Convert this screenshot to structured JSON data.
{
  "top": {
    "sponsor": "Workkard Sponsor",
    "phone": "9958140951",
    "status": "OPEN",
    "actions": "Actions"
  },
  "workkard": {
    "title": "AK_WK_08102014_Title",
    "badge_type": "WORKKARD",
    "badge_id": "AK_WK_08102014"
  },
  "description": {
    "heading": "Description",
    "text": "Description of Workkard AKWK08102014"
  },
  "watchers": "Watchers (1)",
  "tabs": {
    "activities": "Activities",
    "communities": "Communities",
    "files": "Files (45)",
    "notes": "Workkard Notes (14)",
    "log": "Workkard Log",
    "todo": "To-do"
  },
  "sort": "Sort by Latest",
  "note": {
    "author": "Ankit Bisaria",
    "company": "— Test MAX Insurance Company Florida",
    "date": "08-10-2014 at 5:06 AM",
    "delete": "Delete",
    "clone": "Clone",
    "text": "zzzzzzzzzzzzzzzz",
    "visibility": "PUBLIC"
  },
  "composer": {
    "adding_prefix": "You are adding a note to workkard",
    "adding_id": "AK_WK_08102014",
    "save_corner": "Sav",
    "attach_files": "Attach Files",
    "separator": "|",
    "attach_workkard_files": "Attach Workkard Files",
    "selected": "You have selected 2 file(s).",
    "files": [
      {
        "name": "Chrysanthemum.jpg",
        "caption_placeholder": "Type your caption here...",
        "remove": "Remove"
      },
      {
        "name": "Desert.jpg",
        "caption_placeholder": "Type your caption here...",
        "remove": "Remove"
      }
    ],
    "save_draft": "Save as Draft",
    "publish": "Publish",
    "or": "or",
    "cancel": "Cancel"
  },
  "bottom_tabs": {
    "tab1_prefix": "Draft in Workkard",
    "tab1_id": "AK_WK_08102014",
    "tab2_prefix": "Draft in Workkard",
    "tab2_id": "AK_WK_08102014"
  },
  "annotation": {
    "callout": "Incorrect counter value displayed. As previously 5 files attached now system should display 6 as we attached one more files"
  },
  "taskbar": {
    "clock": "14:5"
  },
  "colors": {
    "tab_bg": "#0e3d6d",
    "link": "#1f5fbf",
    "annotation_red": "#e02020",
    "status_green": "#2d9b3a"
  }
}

───

Instructions for the task
Looking at the data above, show all lines where the word "Draft" occurs.

Completed exercise
    "save_draft": "Save as Draft",
    "tab1_prefix": "Draft in Workkard",
    "tab2_prefix": "Draft in Workkard",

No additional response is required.